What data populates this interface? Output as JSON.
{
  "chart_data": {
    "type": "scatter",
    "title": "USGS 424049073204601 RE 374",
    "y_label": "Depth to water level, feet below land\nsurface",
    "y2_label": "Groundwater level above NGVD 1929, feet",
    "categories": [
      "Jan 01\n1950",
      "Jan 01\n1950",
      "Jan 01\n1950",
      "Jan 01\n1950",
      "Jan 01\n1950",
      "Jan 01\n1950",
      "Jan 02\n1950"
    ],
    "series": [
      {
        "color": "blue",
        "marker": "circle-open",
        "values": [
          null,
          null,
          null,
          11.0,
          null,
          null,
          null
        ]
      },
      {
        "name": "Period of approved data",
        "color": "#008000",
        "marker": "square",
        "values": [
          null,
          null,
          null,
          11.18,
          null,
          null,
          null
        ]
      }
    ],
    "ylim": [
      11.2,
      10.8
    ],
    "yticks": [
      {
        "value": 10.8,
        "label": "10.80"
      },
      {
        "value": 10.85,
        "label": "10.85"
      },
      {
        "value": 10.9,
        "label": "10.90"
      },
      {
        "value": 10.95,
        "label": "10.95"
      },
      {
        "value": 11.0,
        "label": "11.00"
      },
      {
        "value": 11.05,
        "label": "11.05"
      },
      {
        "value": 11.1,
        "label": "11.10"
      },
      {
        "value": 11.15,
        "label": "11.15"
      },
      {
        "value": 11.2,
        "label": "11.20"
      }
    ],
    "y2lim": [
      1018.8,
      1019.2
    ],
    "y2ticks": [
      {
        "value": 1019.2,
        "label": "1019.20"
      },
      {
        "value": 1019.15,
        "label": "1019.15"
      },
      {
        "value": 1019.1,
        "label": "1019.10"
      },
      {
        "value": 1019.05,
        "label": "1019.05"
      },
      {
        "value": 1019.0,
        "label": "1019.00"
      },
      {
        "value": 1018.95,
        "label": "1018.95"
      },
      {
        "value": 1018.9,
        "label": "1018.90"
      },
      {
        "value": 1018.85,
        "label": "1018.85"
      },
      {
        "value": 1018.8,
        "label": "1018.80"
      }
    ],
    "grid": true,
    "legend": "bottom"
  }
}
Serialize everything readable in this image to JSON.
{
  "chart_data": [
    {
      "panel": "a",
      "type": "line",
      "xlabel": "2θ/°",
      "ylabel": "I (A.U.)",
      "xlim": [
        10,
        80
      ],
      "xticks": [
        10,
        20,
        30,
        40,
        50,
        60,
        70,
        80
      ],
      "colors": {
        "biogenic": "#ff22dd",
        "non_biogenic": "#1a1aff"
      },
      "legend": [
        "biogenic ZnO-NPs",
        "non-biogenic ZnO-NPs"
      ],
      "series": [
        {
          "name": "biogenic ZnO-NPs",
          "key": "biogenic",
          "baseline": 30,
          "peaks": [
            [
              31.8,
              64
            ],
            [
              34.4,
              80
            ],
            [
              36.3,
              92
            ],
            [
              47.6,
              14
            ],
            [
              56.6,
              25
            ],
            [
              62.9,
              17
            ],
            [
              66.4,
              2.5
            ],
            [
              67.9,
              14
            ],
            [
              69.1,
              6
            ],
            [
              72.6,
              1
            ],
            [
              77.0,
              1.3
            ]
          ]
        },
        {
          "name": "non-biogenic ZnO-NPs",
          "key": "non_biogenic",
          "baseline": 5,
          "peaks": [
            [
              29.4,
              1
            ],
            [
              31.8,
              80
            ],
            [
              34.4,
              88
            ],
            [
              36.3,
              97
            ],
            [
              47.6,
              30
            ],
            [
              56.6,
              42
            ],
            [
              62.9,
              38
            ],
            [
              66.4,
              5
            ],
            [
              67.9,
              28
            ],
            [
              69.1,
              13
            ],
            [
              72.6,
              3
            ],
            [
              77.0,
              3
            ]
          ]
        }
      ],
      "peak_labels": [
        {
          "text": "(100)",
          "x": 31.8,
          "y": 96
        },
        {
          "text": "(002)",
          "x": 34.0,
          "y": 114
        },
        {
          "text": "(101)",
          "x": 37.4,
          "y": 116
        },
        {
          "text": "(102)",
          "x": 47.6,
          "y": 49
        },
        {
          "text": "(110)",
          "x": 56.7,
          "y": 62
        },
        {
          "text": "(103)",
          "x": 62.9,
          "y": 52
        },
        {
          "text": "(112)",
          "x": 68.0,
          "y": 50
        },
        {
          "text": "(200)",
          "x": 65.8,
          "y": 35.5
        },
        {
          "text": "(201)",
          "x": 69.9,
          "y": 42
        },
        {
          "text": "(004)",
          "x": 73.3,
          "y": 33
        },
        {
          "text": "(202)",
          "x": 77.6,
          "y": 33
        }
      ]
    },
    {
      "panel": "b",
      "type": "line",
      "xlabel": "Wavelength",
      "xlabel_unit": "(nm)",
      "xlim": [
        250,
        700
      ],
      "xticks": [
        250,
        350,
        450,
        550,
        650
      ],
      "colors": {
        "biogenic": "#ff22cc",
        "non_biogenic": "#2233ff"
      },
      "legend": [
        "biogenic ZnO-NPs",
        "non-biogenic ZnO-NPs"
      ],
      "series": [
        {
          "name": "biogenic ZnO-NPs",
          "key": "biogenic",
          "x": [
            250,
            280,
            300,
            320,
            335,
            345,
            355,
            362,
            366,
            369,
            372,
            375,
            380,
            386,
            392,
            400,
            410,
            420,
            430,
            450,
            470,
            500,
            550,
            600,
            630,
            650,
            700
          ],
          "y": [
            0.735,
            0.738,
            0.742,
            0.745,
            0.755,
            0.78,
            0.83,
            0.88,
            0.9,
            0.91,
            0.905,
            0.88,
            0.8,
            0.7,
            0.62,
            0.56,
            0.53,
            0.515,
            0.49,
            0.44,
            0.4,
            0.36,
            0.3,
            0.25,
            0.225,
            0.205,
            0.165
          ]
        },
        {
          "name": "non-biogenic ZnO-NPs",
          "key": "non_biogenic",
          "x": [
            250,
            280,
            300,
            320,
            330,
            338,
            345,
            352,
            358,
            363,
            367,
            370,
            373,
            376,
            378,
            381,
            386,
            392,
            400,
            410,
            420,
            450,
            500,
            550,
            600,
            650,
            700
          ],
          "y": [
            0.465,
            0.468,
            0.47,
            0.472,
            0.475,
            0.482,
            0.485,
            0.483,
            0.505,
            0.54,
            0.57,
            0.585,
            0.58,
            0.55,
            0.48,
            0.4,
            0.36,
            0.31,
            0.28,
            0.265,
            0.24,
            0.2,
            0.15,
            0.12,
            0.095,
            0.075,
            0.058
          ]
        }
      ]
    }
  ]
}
• • • • •
§ Exercise directions
Repeat every entry exactly, please.

§ Worked answer
What data populates this interface? Output as JSON.
{
  "chart_data": {
    "type": "scatter",
    "title": "USGS 424049073204601 RE 374",
    "y_label": "Depth to water level, feet below land\nsurface",
    "y2_label": "Groundwater level above NGVD 1929, feet",
    "categories": [
      "Jan 01\n1950",
      "Jan 01\n1950",
      "Jan 01\n1950",
      "Jan 01\n1950",
      "Jan 01\n1950",
      "Jan 01\n1950",
      "Jan 02\n1950"
    ],
    "series": [
      {
        "color": "blue",
        "marker": "circle-open",
        "values": [
          null,
          null,
          null,
          11.0,
          null,
          null,
          null
        ]
      },
      {
        "name": "Period of approved data",
        "color": "#008000",
        "marker": "square",
        "values": [
          null,
          null,
          null,
          11.18,
          null,
          null,
          null
        ]
      }
    ],
    "ylim": [
      11.2,
      10.8
    ],
    "yticks": [
      {
        "value": 10.8,
        "label": "10.80"
      },
      {
        "value": 10.85,
        "label": "10.85"
      },
      {
        "value": 10.9,
        "label": "10.90"
      },
      {
        "value": 10.95,
        "label": "10.95"
      },
      {
        "value": 11.0,
        "label": "11.00"
      },
      {
        "value": 11.05,
        "label": "11.05"
      },
      {
        "value": 11.1,
        "label": "11.10"
      },
      {
        "value": 11.15,
        "label": "11.15"
      },
      {
        "value": 11.2,
        "label": "11.20"
      }
    ],
    "y2lim": [
      1018.8,
      1019.2
    ],
    "y2ticks": [
      {
        "value": 1019.2,
        "label": "1019.20"
      },
      {
        "value": 1019.15,
        "label": "1019.15"
      },
      {
        "value": 1019.1,
        "label": "1019.10"
      },
      {
        "value": 1019.05,
        "label": "1019.05"
      },
      {
        "value": 1019.0,
        "label": "1019.00"
      },
      {
        "value": 1018.95,
        "label": "1018.95"
      },
      {
        "value": 1018.9,
        "label": "1018.90"
      },
      {
        "value": 1018.85,
        "label": "1018.85"
      },
      {
        "value": 1018.8,
        "label": "1018.80"
      }
    ],
    "grid": true,
    "legend": "bottom"
  }
}
Serialize everything readable in this image to JSON.
{
  "chart_data": [
    {
      "panel": "a",
      "type": "line",
      "xlabel": "2θ/°",
      "ylabel": "I (A.U.)",
      "xlim": [
        10,
        80
      ],
      "xticks": [
        10,
        20,
        30,
        40,
        50,
        60,
        70,
        80
      ],
      "colors": {
        "biogenic": "#ff22dd",
        "non_biogenic": "#1a1aff"
      },
      "legend": [
        "biogenic ZnO-NPs",
        "non-biogenic ZnO-NPs"
      ],
      "series": [
        {
          "name": "biogenic ZnO-NPs",
          "key": "biogenic",
          "baseline": 30,
          "peaks": [
            [
              31.8,
              64
            ],
            [
              34.4,
              80
            ],
            [
              36.3,
              92
            ],
            [
              47.6,
              14
            ],
            [
              56.6,
              25
            ],
            [
              62.9,
              17
            ],
            [
              66.4,
              2.5
            ],
            [
              67.9,
              14
            ],
            [
              69.1,
              6
            ],
            [
              72.6,
              1
            ],
            [
              77.0,
              1.3
            ]
          ]
        },
        {
          "name": "non-biogenic ZnO-NPs",
          "key": "non_biogenic",
          "baseline": 5,
          "peaks": [
            [
              29.4,
              1
            ],
            [
              31.8,
              80
            ],
            [
              34.4,
              88
            ],
            [
              36.3,
              97
            ],
            [
              47.6,
              30
            ],
            [
              56.6,
              42
            ],
            [
              62.9,
              38
            ],
            [
              66.4,
              5
            ],
            [
              67.9,
              28
            ],
            [
              69.1,
              13
            ],
            [
              72.6,
              3
            ],
            [
              77.0,
              3
            ]
          ]
        }
      ],
      "peak_labels": [
        {
          "text": "(100)",
          "x": 31.8,
          "y": 96
        },
        {
          "text": "(002)",
          "x": 34.0,
          "y": 114
        },
        {
          "text": "(101)",
          "x": 37.4,
          "y": 116
        },
        {
          "text": "(102)",
          "x": 47.6,
          "y": 49
        },
        {
          "text": "(110)",
          "x": 56.7,
          "y": 62
        },
        {
          "text": "(103)",
          "x": 62.9,
          "y": 52
        },
        {
          "text": "(112)",
          "x": 68.0,
          "y": 50
        },
        {
          "text": "(200)",
          "x": 65.8,
          "y": 35.5
        },
        {
          "text": "(201)",
          "x": 69.9,
          "y": 42
        },
        {
          "text": "(004)",
          "x": 73.3,
          "y": 33
        },
        {
          "text": "(202)",
          "x": 77.6,
          "y": 33
        }
      ]
    },
    {
      "panel": "b",
      "type": "line",
      "xlabel": "Wavelength",
      "xlabel_unit": "(nm)",
      "xlim": [
        250,
        700
      ],
      "xticks": [
        250,
        350,
        450,
        550,
        650
      ],
      "colors": {
        "biogenic": "#ff22cc",
        "non_biogenic": "#2233ff"
      },
      "legend": [
        "biogenic ZnO-NPs",
        "non-biogenic ZnO-NPs"
      ],
      "series": [
        {
          "name": "biogenic ZnO-NPs",
          "key": "biogenic",
          "x": [
            250,
            280,
            300,
            320,
            335,
            345,
            355,
            362,
            366,
            369,
            372,
            375,
            380,
            386,
            392,
            400,
            410,
            420,
            430,
            450,
            470,
            500,
            550,
            600,
            630,
            650,
            700
          ],
          "y": [
            0.735,
            0.738,
            0.742,
            0.745,
            0.755,
            0.78,
            0.83,
            0.88,
            0.9,
            0.91,
            0.905,
            0.88,
            0.8,
            0.7,
            0.62,
            0.56,
            0.53,
            0.515,
            0.49,
            0.44,
            0.4,
            0.36,
            0.3,
            0.25,
            0.225,
            0.205,
            0.165
          ]
        },
        {
          "name": "non-biogenic ZnO-NPs",
          "key": "non_biogenic",
          "x": [
            250,
            280,
            300,
            320,
            330,
            338,
            345,
            352,
            358,
            363,
            367,
            370,
            373,
            376,
            378,
            381,
            386,
            392,
            400,
            410,
            420,
            450,
            500,
            550,
            600,
            650,
            700
          ],
          "y": [
            0.465,
            0.468,
            0.47,
            0.472,
            0.475,
            0.482,
            0.485,
            0.483,
            0.505,
            0.54,
            0.57,
            0.585,
            0.58,
            0.55,
            0.48,
            0.4,
            0.36,
            0.31,
            0.28,
            0.265,
            0.24,
            0.2,
            0.15,
            0.12,
            0.095,
            0.075,
            0.058
          ]
        }
      ]
    }
  ]
}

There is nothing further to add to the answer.